Data entries for graphics ::
----
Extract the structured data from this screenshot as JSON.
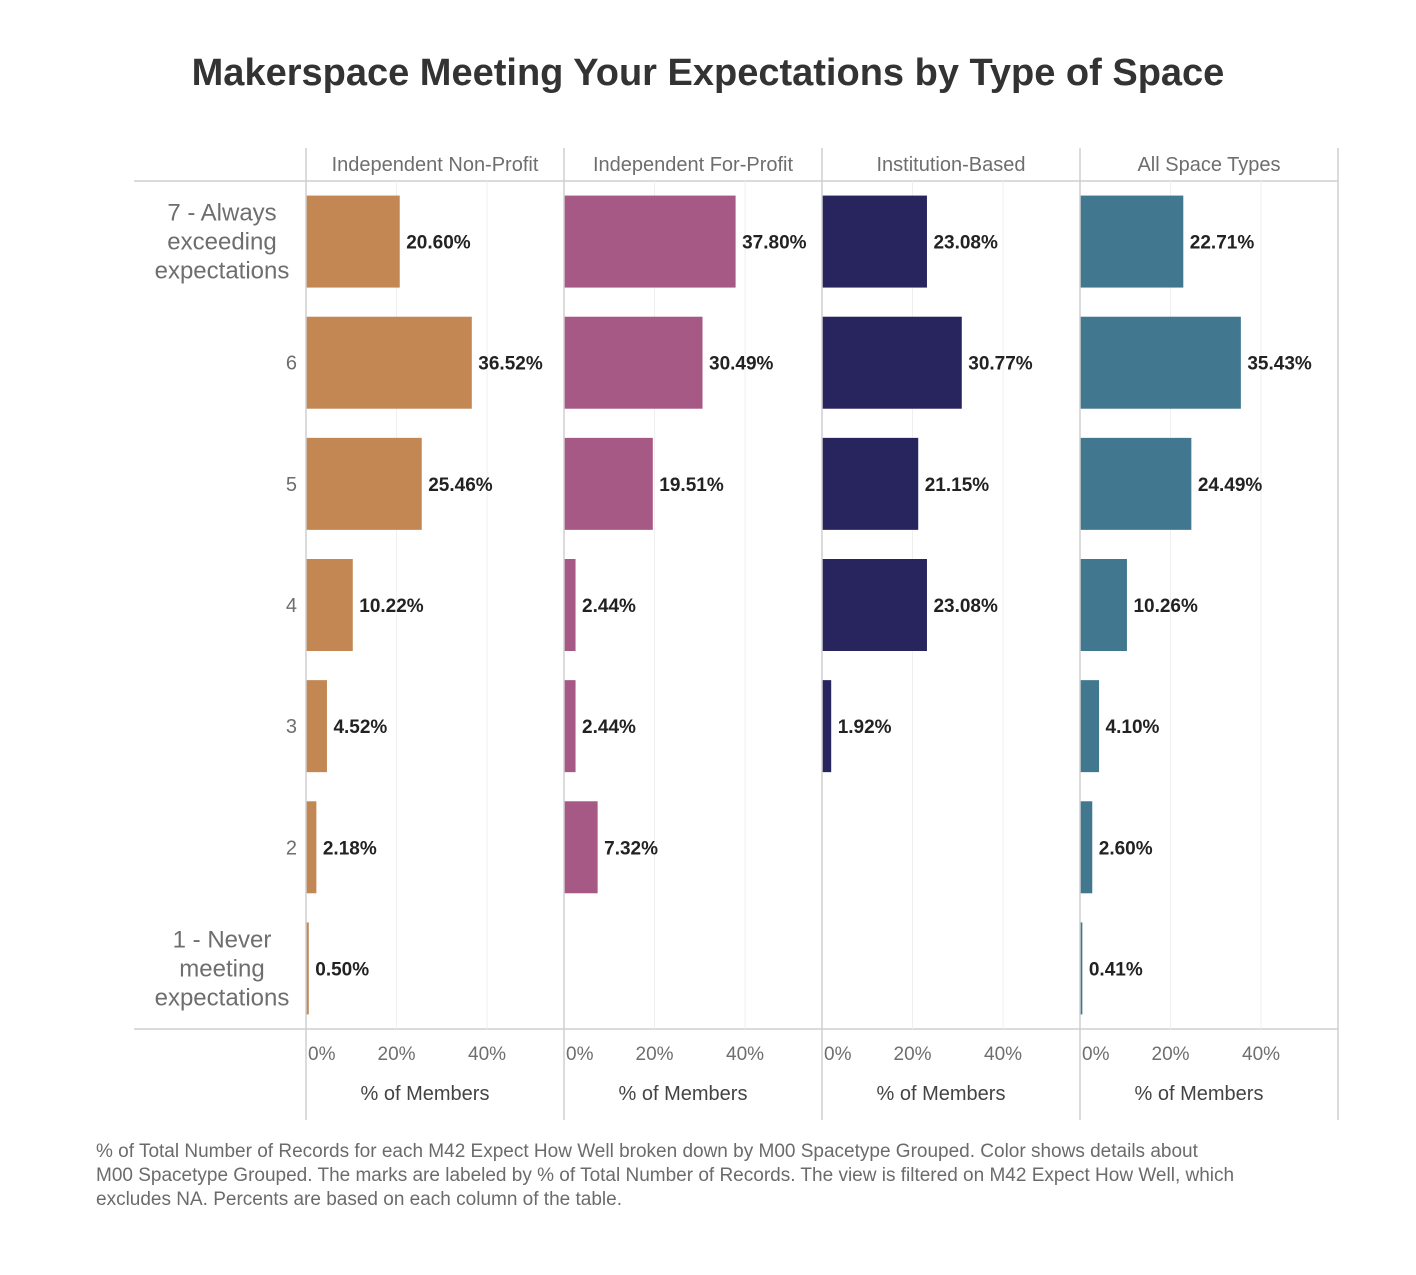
{
  "title": "Makerspace Meeting Your Expectations by Type of Space",
  "footnote": [
    "% of Total Number of Records for each M42 Expect How Well broken down by M00 Spacetype Grouped.  Color shows details about",
    "M00 Spacetype Grouped. The marks are labeled by % of Total Number of Records. The view is filtered on M42 Expect How Well, which",
    "excludes NA. Percents are based on each column of the table."
  ],
  "chart_data": {
    "type": "bar",
    "orientation": "horizontal",
    "categories": [
      [
        "7 - Always",
        "exceeding",
        "expectations"
      ],
      [
        "6"
      ],
      [
        "5"
      ],
      [
        "4"
      ],
      [
        "3"
      ],
      [
        "2"
      ],
      [
        "1 - Never",
        "meeting",
        "expectations"
      ]
    ],
    "panels": [
      {
        "name": "Independent Non-Profit",
        "color": "#C28752",
        "values": [
          20.6,
          36.52,
          25.46,
          10.22,
          4.52,
          2.18,
          0.5
        ],
        "labels": [
          "20.60%",
          "36.52%",
          "25.46%",
          "10.22%",
          "4.52%",
          "2.18%",
          "0.50%"
        ]
      },
      {
        "name": "Independent For-Profit",
        "color": "#A65984",
        "values": [
          37.8,
          30.49,
          19.51,
          2.44,
          2.44,
          7.32,
          null
        ],
        "labels": [
          "37.80%",
          "30.49%",
          "19.51%",
          "2.44%",
          "2.44%",
          "7.32%",
          ""
        ]
      },
      {
        "name": "Institution-Based",
        "color": "#27245E",
        "values": [
          23.08,
          30.77,
          21.15,
          23.08,
          1.92,
          null,
          null
        ],
        "labels": [
          "23.08%",
          "30.77%",
          "21.15%",
          "23.08%",
          "1.92%",
          "",
          ""
        ]
      },
      {
        "name": "All Space Types",
        "color": "#41788F",
        "values": [
          22.71,
          35.43,
          24.49,
          10.26,
          4.1,
          2.6,
          0.41
        ],
        "labels": [
          "22.71%",
          "35.43%",
          "24.49%",
          "10.26%",
          "4.10%",
          "2.60%",
          "0.41%"
        ]
      }
    ],
    "x_ticks": [
      "0%",
      "20%",
      "40%"
    ],
    "x_tick_values": [
      0,
      20,
      40
    ],
    "xlim": [
      0,
      57
    ],
    "xlabel": "% of Members",
    "grid": true
  }
}
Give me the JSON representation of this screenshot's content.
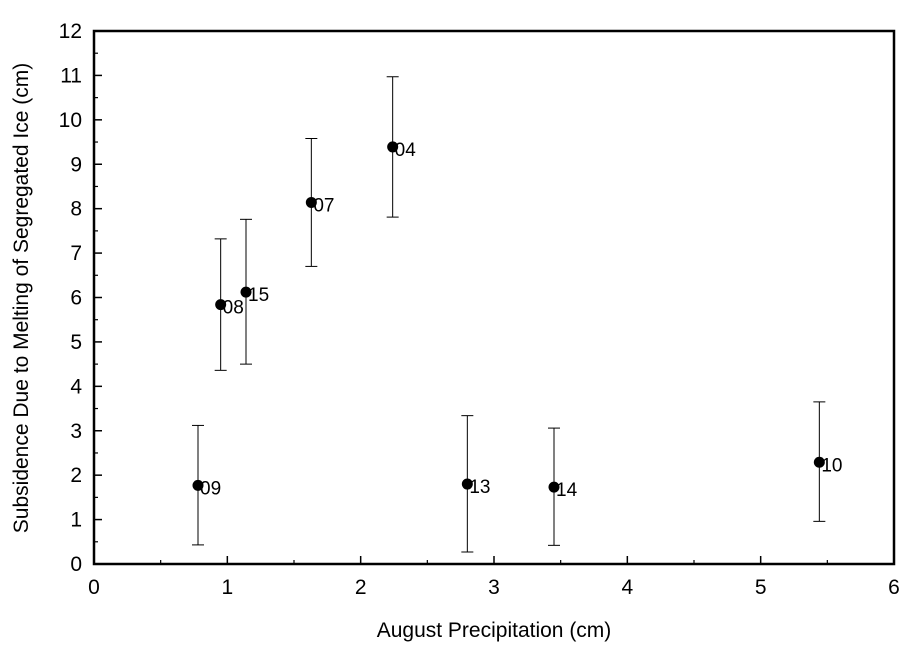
{
  "chart_data": {
    "type": "scatter",
    "title": "",
    "xlabel": "August Precipitation (cm)",
    "ylabel": "Subsidence Due to Melting of Segregated Ice (cm)",
    "xlim": [
      0,
      6
    ],
    "ylim": [
      0,
      12
    ],
    "xticks": [
      0,
      1,
      2,
      3,
      4,
      5,
      6
    ],
    "yticks": [
      0,
      1,
      2,
      3,
      4,
      5,
      6,
      7,
      8,
      9,
      10,
      11,
      12
    ],
    "grid": false,
    "legend": "none",
    "marker_color": "#000000",
    "points": [
      {
        "label": "09",
        "x": 0.78,
        "y": 1.77,
        "err_low": 0.43,
        "err_high": 3.12
      },
      {
        "label": "08",
        "x": 0.95,
        "y": 5.84,
        "err_low": 4.36,
        "err_high": 7.32
      },
      {
        "label": "15",
        "x": 1.14,
        "y": 6.12,
        "err_low": 4.5,
        "err_high": 7.76
      },
      {
        "label": "07",
        "x": 1.63,
        "y": 8.14,
        "err_low": 6.7,
        "err_high": 9.58
      },
      {
        "label": "04",
        "x": 2.24,
        "y": 9.39,
        "err_low": 7.81,
        "err_high": 10.97
      },
      {
        "label": "13",
        "x": 2.8,
        "y": 1.8,
        "err_low": 0.27,
        "err_high": 3.34
      },
      {
        "label": "14",
        "x": 3.45,
        "y": 1.73,
        "err_low": 0.42,
        "err_high": 3.06
      },
      {
        "label": "10",
        "x": 5.44,
        "y": 2.29,
        "err_low": 0.96,
        "err_high": 3.65
      }
    ]
  }
}
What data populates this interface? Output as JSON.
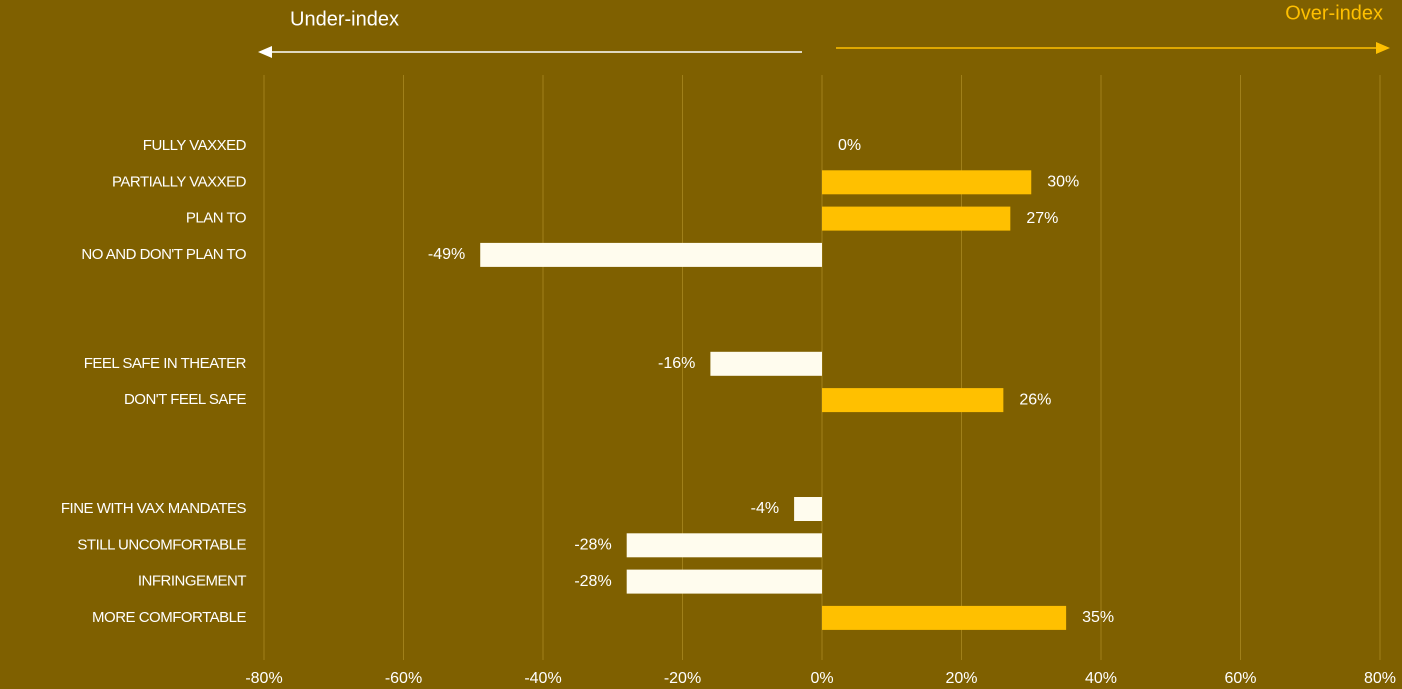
{
  "chart_data": {
    "type": "diverging-bar",
    "annotations": [
      {
        "text": "Under-index",
        "color": "#ffffff"
      },
      {
        "text": "Over-index",
        "color": "#ffc000"
      }
    ],
    "categories": [
      "FULLY VAXXED",
      "PARTIALLY VAXXED",
      "PLAN TO",
      "NO AND DON'T PLAN TO",
      null,
      null,
      "FEEL SAFE IN THEATER",
      "DON'T FEEL SAFE",
      null,
      null,
      "FINE WITH VAX MANDATES",
      "STILL UNCOMFORTABLE",
      "INFRINGEMENT",
      "MORE COMFORTABLE"
    ],
    "values": [
      0,
      30,
      27,
      -49,
      null,
      null,
      -16,
      26,
      null,
      null,
      -4,
      -28,
      -28,
      35
    ],
    "value_labels": [
      "0%",
      "30%",
      "27%",
      "-49%",
      null,
      null,
      "-16%",
      "26%",
      null,
      null,
      "-4%",
      "-28%",
      "-28%",
      "35%"
    ],
    "color": "#ffc000",
    "negative_color": "#fffcee",
    "xlim": [
      -80,
      80
    ],
    "xticks": [
      {
        "value": -80,
        "label": "-80%"
      },
      {
        "value": -60,
        "label": "-60%"
      },
      {
        "value": -40,
        "label": "-40%"
      },
      {
        "value": -20,
        "label": "-20%"
      },
      {
        "value": 0,
        "label": "0%"
      },
      {
        "value": 20,
        "label": "20%"
      },
      {
        "value": 40,
        "label": "40%"
      },
      {
        "value": 60,
        "label": "60%"
      },
      {
        "value": 80,
        "label": "80%"
      }
    ],
    "grid": true
  }
}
----
AIM OF THE EXERCISE :: Every record gets retyped exactly; no picture goes into the copy.

SOLUTION TO THE PROBLEM ::
Extract the structured data from this screenshot as JSON.
{
  "title": "Makerspace Meeting Your Expectations by Type of Space",
  "footnote": [
    "% of Total Number of Records for each M42 Expect How Well broken down by M00 Spacetype Grouped.  Color shows details about",
    "M00 Spacetype Grouped. The marks are labeled by % of Total Number of Records. The view is filtered on M42 Expect How Well, which",
    "excludes NA. Percents are based on each column of the table."
  ],
  "chart_data": {
    "type": "bar",
    "orientation": "horizontal",
    "categories": [
      [
        "7 - Always",
        "exceeding",
        "expectations"
      ],
      [
        "6"
      ],
      [
        "5"
      ],
      [
        "4"
      ],
      [
        "3"
      ],
      [
        "2"
      ],
      [
        "1 - Never",
        "meeting",
        "expectations"
      ]
    ],
    "panels": [
      {
        "name": "Independent Non-Profit",
        "color": "#C28752",
        "values": [
          20.6,
          36.52,
          25.46,
          10.22,
          4.52,
          2.18,
          0.5
        ],
        "labels": [
          "20.60%",
          "36.52%",
          "25.46%",
          "10.22%",
          "4.52%",
          "2.18%",
          "0.50%"
        ]
      },
      {
        "name": "Independent For-Profit",
        "color": "#A65984",
        "values": [
          37.8,
          30.49,
          19.51,
          2.44,
          2.44,
          7.32,
          null
        ],
        "labels": [
          "37.80%",
          "30.49%",
          "19.51%",
          "2.44%",
          "2.44%",
          "7.32%",
          ""
        ]
      },
      {
        "name": "Institution-Based",
        "color": "#27245E",
        "values": [
          23.08,
          30.77,
          21.15,
          23.08,
          1.92,
          null,
          null
        ],
        "labels": [
          "23.08%",
          "30.77%",
          "21.15%",
          "23.08%",
          "1.92%",
          "",
          ""
        ]
      },
      {
        "name": "All Space Types",
        "color": "#41788F",
        "values": [
          22.71,
          35.43,
          24.49,
          10.26,
          4.1,
          2.6,
          0.41
        ],
        "labels": [
          "22.71%",
          "35.43%",
          "24.49%",
          "10.26%",
          "4.10%",
          "2.60%",
          "0.41%"
        ]
      }
    ],
    "x_ticks": [
      "0%",
      "20%",
      "40%"
    ],
    "x_tick_values": [
      0,
      20,
      40
    ],
    "xlim": [
      0,
      57
    ],
    "xlabel": "% of Members",
    "grid": true
  }
}
Give me the JSON representation of this screenshot's content.
{
  "chart_data": {
    "type": "scatter",
    "title": "",
    "xlabel": "August Precipitation (cm)",
    "ylabel": "Subsidence Due to Melting of Segregated Ice (cm)",
    "xlim": [
      0,
      6
    ],
    "ylim": [
      0,
      12
    ],
    "xticks": [
      0,
      1,
      2,
      3,
      4,
      5,
      6
    ],
    "yticks": [
      0,
      1,
      2,
      3,
      4,
      5,
      6,
      7,
      8,
      9,
      10,
      11,
      12
    ],
    "grid": false,
    "legend": "none",
    "marker_color": "#000000",
    "points": [
      {
        "label": "09",
        "x": 0.78,
        "y": 1.77,
        "err_low": 0.43,
        "err_high": 3.12
      },
      {
        "label": "08",
        "x": 0.95,
        "y": 5.84,
        "err_low": 4.36,
        "err_high": 7.32
      },
      {
        "label": "15",
        "x": 1.14,
        "y": 6.12,
        "err_low": 4.5,
        "err_high": 7.76
      },
      {
        "label": "07",
        "x": 1.63,
        "y": 8.14,
        "err_low": 6.7,
        "err_high": 9.58
      },
      {
        "label": "04",
        "x": 2.24,
        "y": 9.39,
        "err_low": 7.81,
        "err_high": 10.97
      },
      {
        "label": "13",
        "x": 2.8,
        "y": 1.8,
        "err_low": 0.27,
        "err_high": 3.34
      },
      {
        "label": "14",
        "x": 3.45,
        "y": 1.73,
        "err_low": 0.42,
        "err_high": 3.06
      },
      {
        "label": "10",
        "x": 5.44,
        "y": 2.29,
        "err_low": 0.96,
        "err_high": 3.65
      }
    ]
  }
}
What data populates this interface? Output as JSON.
{
  "chart_data": {
    "type": "diverging-bar",
    "annotations": [
      {
        "text": "Under-index",
        "color": "#ffffff"
      },
      {
        "text": "Over-index",
        "color": "#ffc000"
      }
    ],
    "categories": [
      "FULLY VAXXED",
      "PARTIALLY VAXXED",
      "PLAN TO",
      "NO AND DON'T PLAN TO",
      null,
      null,
      "FEEL SAFE IN THEATER",
      "DON'T FEEL SAFE",
      null,
      null,
      "FINE WITH VAX MANDATES",
      "STILL UNCOMFORTABLE",
      "INFRINGEMENT",
      "MORE COMFORTABLE"
    ],
    "values": [
      0,
      30,
      27,
      -49,
      null,
      null,
      -16,
      26,
      null,
      null,
      -4,
      -28,
      -28,
      35
    ],
    "value_labels": [
      "0%",
      "30%",
      "27%",
      "-49%",
      null,
      null,
      "-16%",
      "26%",
      null,
      null,
      "-4%",
      "-28%",
      "-28%",
      "35%"
    ],
    "color": "#ffc000",
    "negative_color": "#fffcee",
    "xlim": [
      -80,
      80
    ],
    "xticks": [
      {
        "value": -80,
        "label": "-80%"
      },
      {
        "value": -60,
        "label": "-60%"
      },
      {
        "value": -40,
        "label": "-40%"
      },
      {
        "value": -20,
        "label": "-20%"
      },
      {
        "value": 0,
        "label": "0%"
      },
      {
        "value": 20,
        "label": "20%"
      },
      {
        "value": 40,
        "label": "40%"
      },
      {
        "value": 60,
        "label": "60%"
      },
      {
        "value": 80,
        "label": "80%"
      }
    ],
    "grid": true
  }
}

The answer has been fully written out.